**Listing:**
-.-.-

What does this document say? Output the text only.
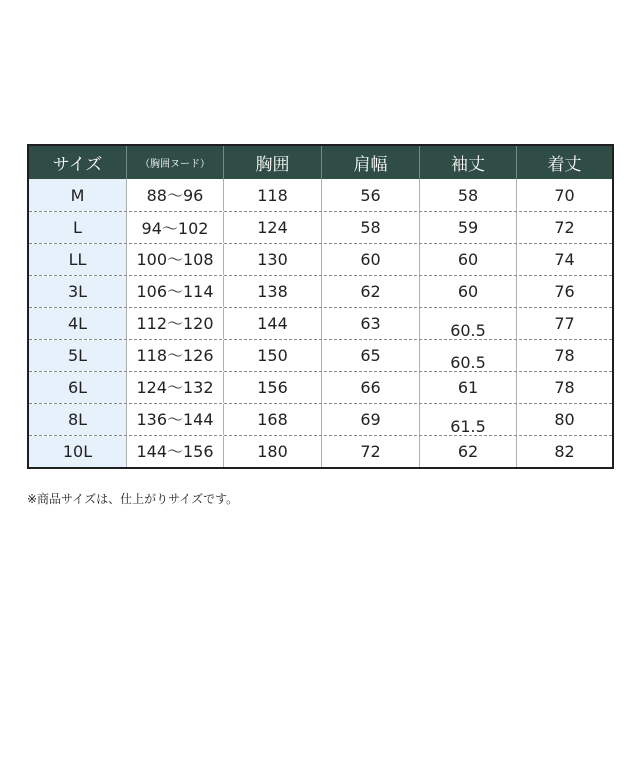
サイズ	（胸囲ヌード）	胸囲	肩幅	袖丈	着丈
M	88～96	118	56	58	70
L	94～102	124	58	59	72
LL	100～108	130	60	60	74
3L	106～114	138	62	60	76
4L	112～120	144	63	60.5	77
5L	118～126	150	65	60.5	78
6L	124～132	156	66	61	78
8L	136～144	168	69	61.5	80
10L	144～156	180	72	62	82
※商品サイズは、仕上がりサイズです。
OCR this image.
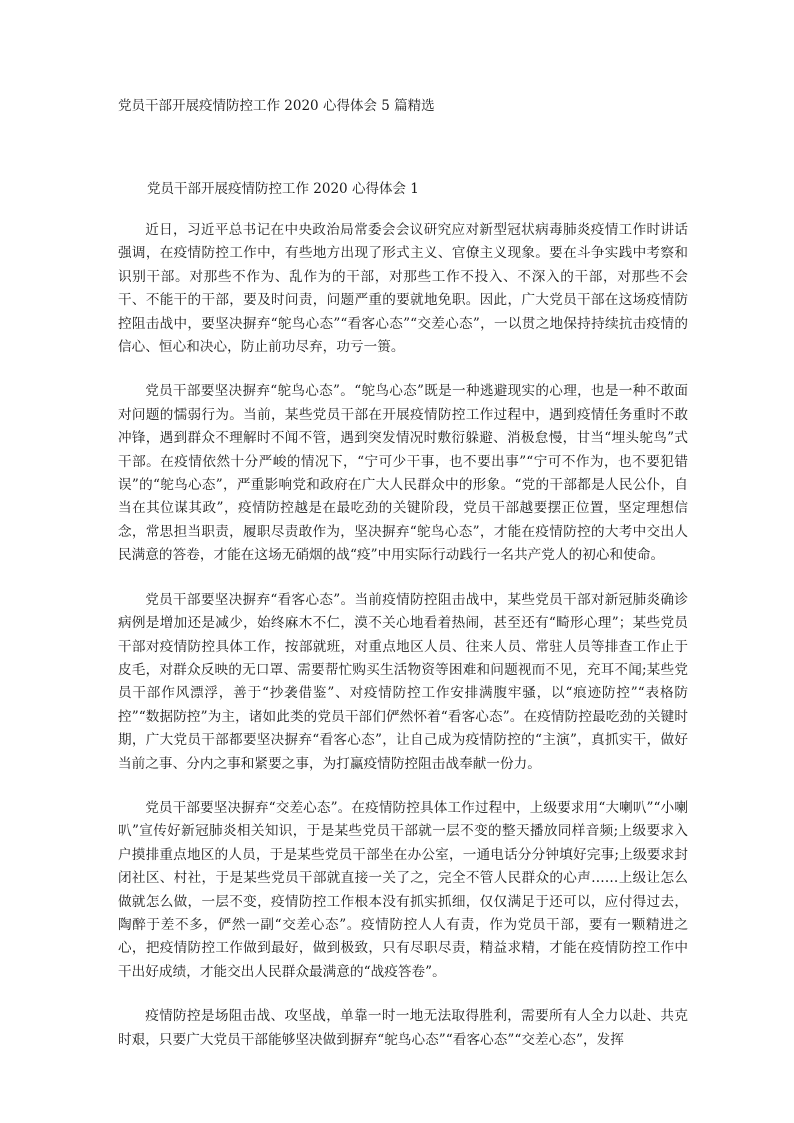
党员干部开展疫情防控工作 2020 心得体会 5 篇精选
党员干部开展疫情防控工作 2020 心得体会 1

近日，习近平总书记在中央政治局常委会会议研究应对新型冠状病毒肺炎疫情工作时讲话强调，在疫情防控工作中，有些地方出现了形式主义、官僚主义现象。要在斗争实践中考察和识别干部。对那些不作为、乱作为的干部，对那些工作不投入、不深入的干部，对那些不会干、不能干的干部，要及时问责，问题严重的要就地免职。因此，广大党员干部在这场疫情防控阻击战中，要坚决摒弃“鸵鸟心态”“看客心态”“交差心态”，一以贯之地保持持续抗击疫情的信心、恒心和决心，防止前功尽弃，功亏一篑。

党员干部要坚决摒弃“鸵鸟心态”。“鸵鸟心态”既是一种逃避现实的心理，也是一种不敢面对问题的懦弱行为。当前，某些党员干部在开展疫情防控工作过程中，遇到疫情任务重时不敢冲锋，遇到群众不理解时不闻不管，遇到突发情况时敷衍躲避、消极怠慢，甘当“埋头鸵鸟”式干部。在疫情依然十分严峻的情况下，“宁可少干事，也不要出事”“宁可不作为，也不要犯错误”的“鸵鸟心态”，严重影响党和政府在广大人民群众中的形象。“党的干部都是人民公仆，自当在其位谋其政”，疫情防控越是在最吃劲的关键阶段，党员干部越要摆正位置，坚定理想信念，常思担当职责，履职尽责敢作为，坚决摒弃“鸵鸟心态”，才能在疫情防控的大考中交出人民满意的答卷，才能在这场无硝烟的战“疫”中用实际行动践行一名共产党人的初心和使命。

党员干部要坚决摒弃“看客心态”。当前疫情防控阻击战中，某些党员干部对新冠肺炎确诊病例是增加还是减少，始终麻木不仁，漠不关心地看着热闹，甚至还有“畸形心理”；某些党员干部对疫情防控具体工作，按部就班，对重点地区人员、往来人员、常驻人员等排查工作止于皮毛，对群众反映的无口罩、需要帮忙购买生活物资等困难和问题视而不见，充耳不闻;某些党员干部作风漂浮，善于“抄袭借鉴”、对疫情防控工作安排满腹牢骚，以“痕迹防控”“表格防控”“数据防控”为主，诸如此类的党员干部们俨然怀着“看客心态”。在疫情防控最吃劲的关键时期，广大党员干部都要坚决摒弃“看客心态”，让自己成为疫情防控的“主演”，真抓实干，做好当前之事、分内之事和紧要之事，为打赢疫情防控阻击战奉献一份力。

党员干部要坚决摒弃“交差心态”。在疫情防控具体工作过程中，上级要求用“大喇叭”“小喇叭”宣传好新冠肺炎相关知识，于是某些党员干部就一层不变的整天播放同样音频;上级要求入户摸排重点地区的人员，于是某些党员干部坐在办公室，一通电话分分钟填好完事;上级要求封闭社区、村社，于是某些党员干部就直接一关了之，完全不管人民群众的心声……上级让怎么做就怎么做，一层不变，疫情防控工作根本没有抓实抓细，仅仅满足于还可以，应付得过去，陶醉于差不多，俨然一副“交差心态”。疫情防控人人有责，作为党员干部，要有一颗精进之心，把疫情防控工作做到最好，做到极致，只有尽职尽责，精益求精，才能在疫情防控工作中干出好成绩，才能交出人民群众最满意的“战疫答卷”。

疫情防控是场阻击战、攻坚战，单靠一时一地无法取得胜利，需要所有人全力以赴、共克时艰，只要广大党员干部能够坚决做到摒弃“鸵鸟心态”“看客心态”“交差心态”，发挥
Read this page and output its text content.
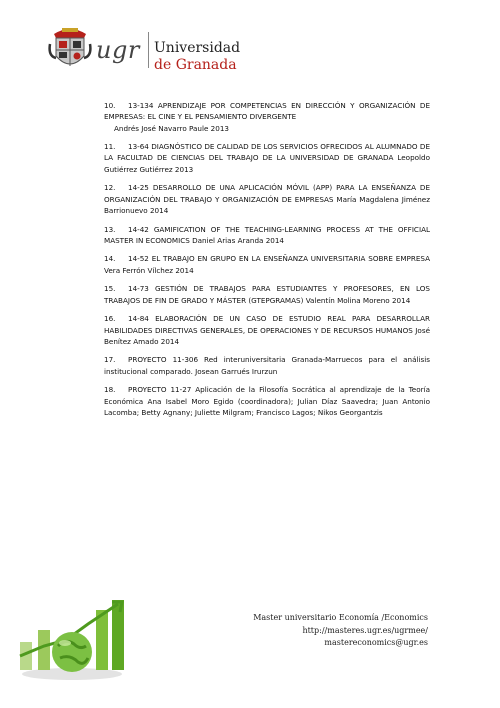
ugr Universidad
de Granada
10.	13-134 APRENDIZAJE POR COMPETENCIAS EN DIRECCIÓN Y ORGANIZACIÓN DE EMPRESAS: EL CINE Y EL PENSAMIENTO DIVERGENTE
Andrés José Navarro Paule 2013
11.	13-64 DIAGNÓSTICO DE CALIDAD DE LOS SERVICIOS OFRECIDOS AL ALUMNADO DE LA FACULTAD DE CIENCIAS DEL TRABAJO DE LA UNIVERSIDAD DE GRANADA Leopoldo Gutiérrez Gutiérrez 2013
12.	14-25 DESARROLLO DE UNA APLICACIÓN MÓVIL (APP) PARA LA ENSEÑANZA DE ORGANIZACIÓN DEL TRABAJO Y ORGANIZACIÓN DE EMPRESAS María Magdalena Jiménez Barrionuevo 2014
13.	14-42 GAMIFICATION OF THE TEACHING-LEARNING PROCESS AT THE OFFICIAL MASTER IN ECONOMICS Daniel Arias Aranda 2014
14.	14-52 EL TRABAJO EN GRUPO EN LA ENSEÑANZA UNIVERSITARIA SOBRE EMPRESA Vera Ferrón Vílchez 2014
15.	14-73 GESTIÓN DE TRABAJOS PARA ESTUDIANTES Y PROFESORES, EN LOS TRABAJOS DE FIN DE GRADO Y MÁSTER (GTEPGRAMAS) Valentín Molina Moreno 2014
16.	14-84 ELABORACIÓN DE UN CASO DE ESTUDIO REAL PARA DESARROLLAR HABILIDADES DIRECTIVAS GENERALES, DE OPERACIONES Y DE RECURSOS HUMANOS José Benítez Amado 2014
17.	PROYECTO 11-306 Red interuniversitaria Granada-Marruecos para el análisis institucional comparado. Josean Garrués Irurzun
18.	PROYECTO 11-27 Aplicación de la Filosofía Socrática al aprendizaje de la Teoría Económica Ana Isabel Moro Egido (coordinadora); Julian Díaz Saavedra; Juan Antonio Lacomba; Betty Agnany; Juliette Milgram; Francisco Lagos; Nikos Georgantzis
Master universitario Economía /Economics
http://masteres.ugr.es/ugrmee/
mastereconomics@ugr.es
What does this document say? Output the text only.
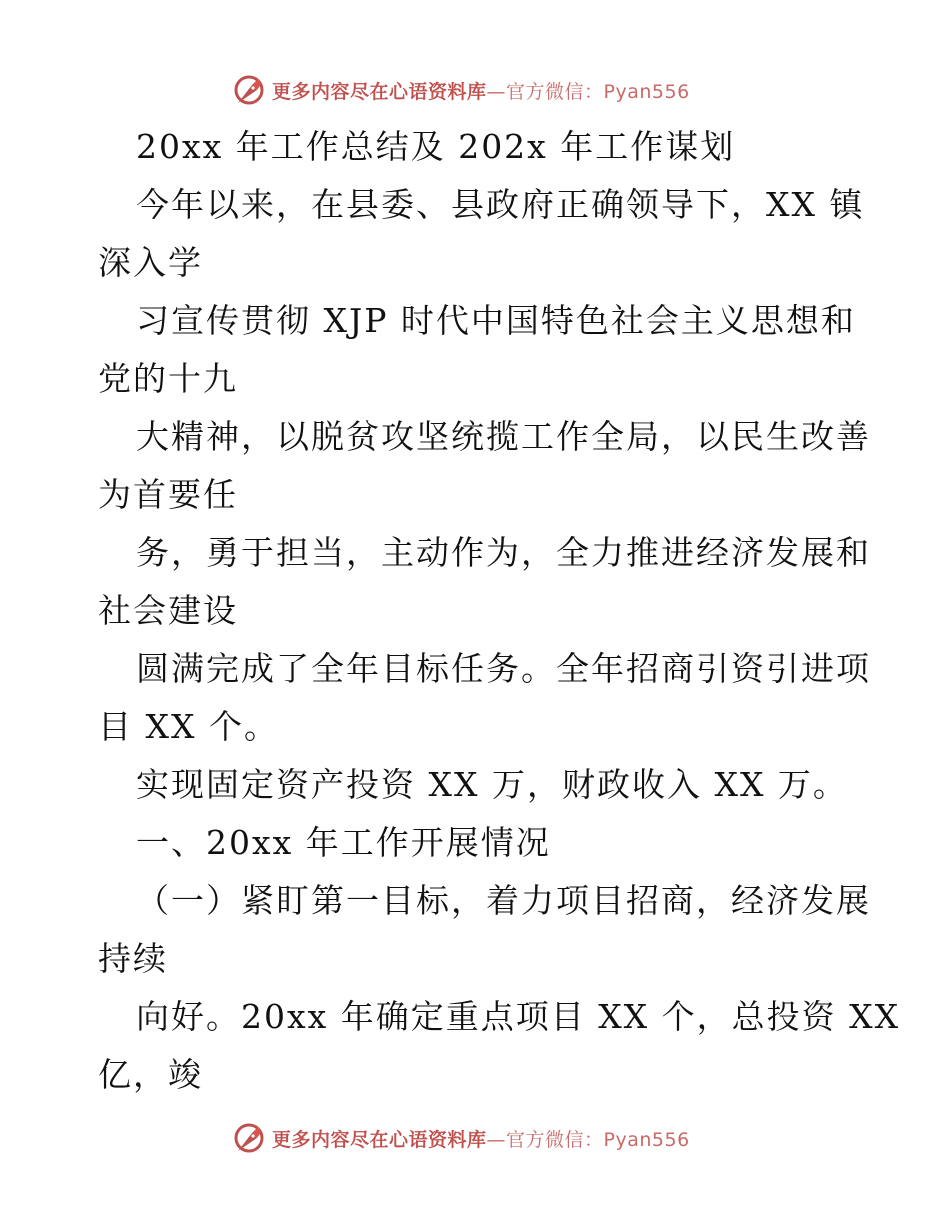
更多内容尽在心语资料库—官方微信：Pyan556
20xx 年工作总结及 202x 年工作谋划
今年以来，在县委、县政府正确领导下，XX 镇
深入学
习宣传贯彻 XJP 时代中国特色社会主义思想和
党的十九
大精神，以脱贫攻坚统揽工作全局，以民生改善
为首要任
务，勇于担当，主动作为，全力推进经济发展和
社会建设
圆满完成了全年目标任务。全年招商引资引进项
目 XX 个。
实现固定资产投资 XX 万，财政收入 XX 万。
一、20xx 年工作开展情况
（一）紧盯第一目标，着力项目招商，经济发展
持续
向好。20xx 年确定重点项目 XX 个，总投资 XX
亿，竣
更多内容尽在心语资料库—官方微信：Pyan556
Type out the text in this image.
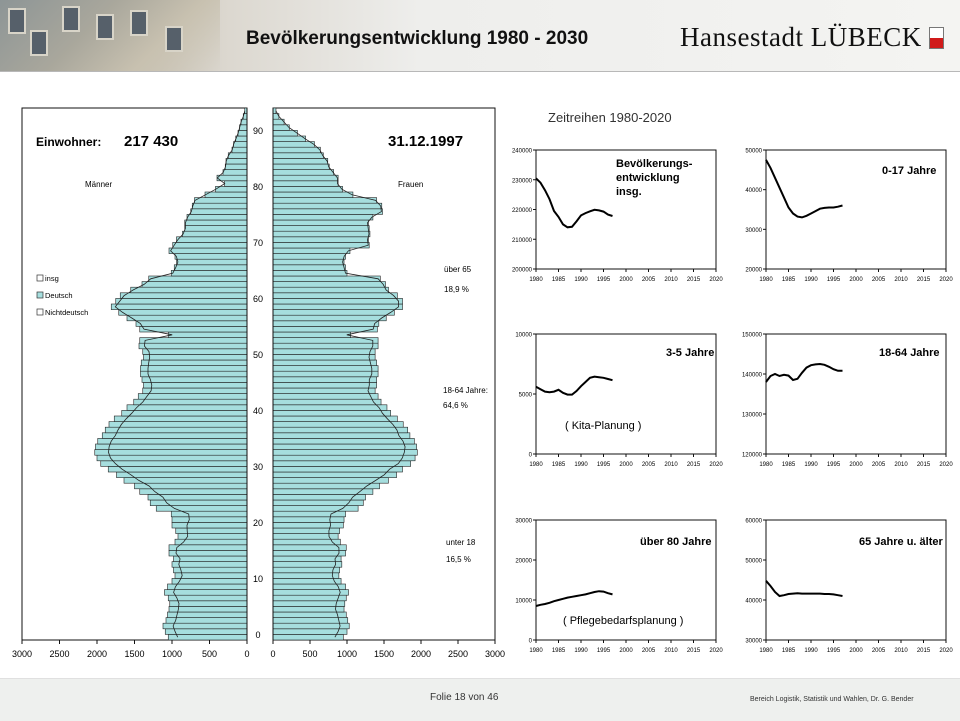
Bevölkerungsentwicklung 1980 - 2030	Hansestadt LÜBECK
Einwohner: 217 430	31.12.1997
Männer	Frauen
insg
Deutsch
Nichtdeutsch
über 65
18,9 %
18-64 Jahre:
64,6 %
unter 18
16,5 %
0
10
20
30
40
50
60
70
80
90
3000 2500 2000 1500 1000 500	0 0	500 1000 1500 2000 2500 3000
Zeitreihen 1980-2020
200000
210000
220000
230000
240000
1980 1985 1990 1995 2000 2005 2010 2015 2020
Bevölkerungs-
entwicklung
insg.
20000
30000
40000
50000
1980 1985 1990 1995 2000 2005 2010 2015 2020
0-17 Jahre
0
5000
10000
1980 1985 1990 1995 2000 2005 2010 2015 2020
3-5 Jahre
( Kita-Planung )
120000
130000
140000
150000
1980 1985 1990 1995 2000 2005 2010 2015 2020
18-64 Jahre
0
10000
20000
30000
1980 1985 1990 1995 2000 2005 2010 2015 2020
über 80 Jahre
( Pflegebedarfsplanung )
30000
40000
50000
60000
1980 1985 1990 1995 2000 2005 2010 2015 2020
65 Jahre u. älter
Folie 18 von 46	Bereich Logistik, Statistik und Wahlen, Dr. G. Bender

-.-.-

**Aim:** Write out again, exactly, each line from the one containing "Type out the text in this image." through the last line of the entries, and omit every picture.

**Response:**
Type out the text in this image.
Bevölkerungsentwicklung 1980 - 2030	Hansestadt LÜBECK
Einwohner: 217 430	31.12.1997
Männer	Frauen
insg
Deutsch
Nichtdeutsch
über 65
18,9 %
18-64 Jahre:
64,6 %
unter 18
16,5 %
0
10
20
30
40
50
60
70
80
90
3000 2500 2000 1500 1000 500	0 0	500 1000 1500 2000 2500 3000
Zeitreihen 1980-2020
200000
210000
220000
230000
240000
1980 1985 1990 1995 2000 2005 2010 2015 2020
Bevölkerungs-
entwicklung
insg.
20000
30000
40000
50000
1980 1985 1990 1995 2000 2005 2010 2015 2020
0-17 Jahre
0
5000
10000
1980 1985 1990 1995 2000 2005 2010 2015 2020
3-5 Jahre
( Kita-Planung )
120000
130000
140000
150000
1980 1985 1990 1995 2000 2005 2010 2015 2020
18-64 Jahre
0
10000
20000
30000
1980 1985 1990 1995 2000 2005 2010 2015 2020
über 80 Jahre
( Pflegebedarfsplanung )
30000
40000
50000
60000
1980 1985 1990 1995 2000 2005 2010 2015 2020
65 Jahre u. älter
Folie 18 von 46	Bereich Logistik, Statistik und Wahlen, Dr. G. Bender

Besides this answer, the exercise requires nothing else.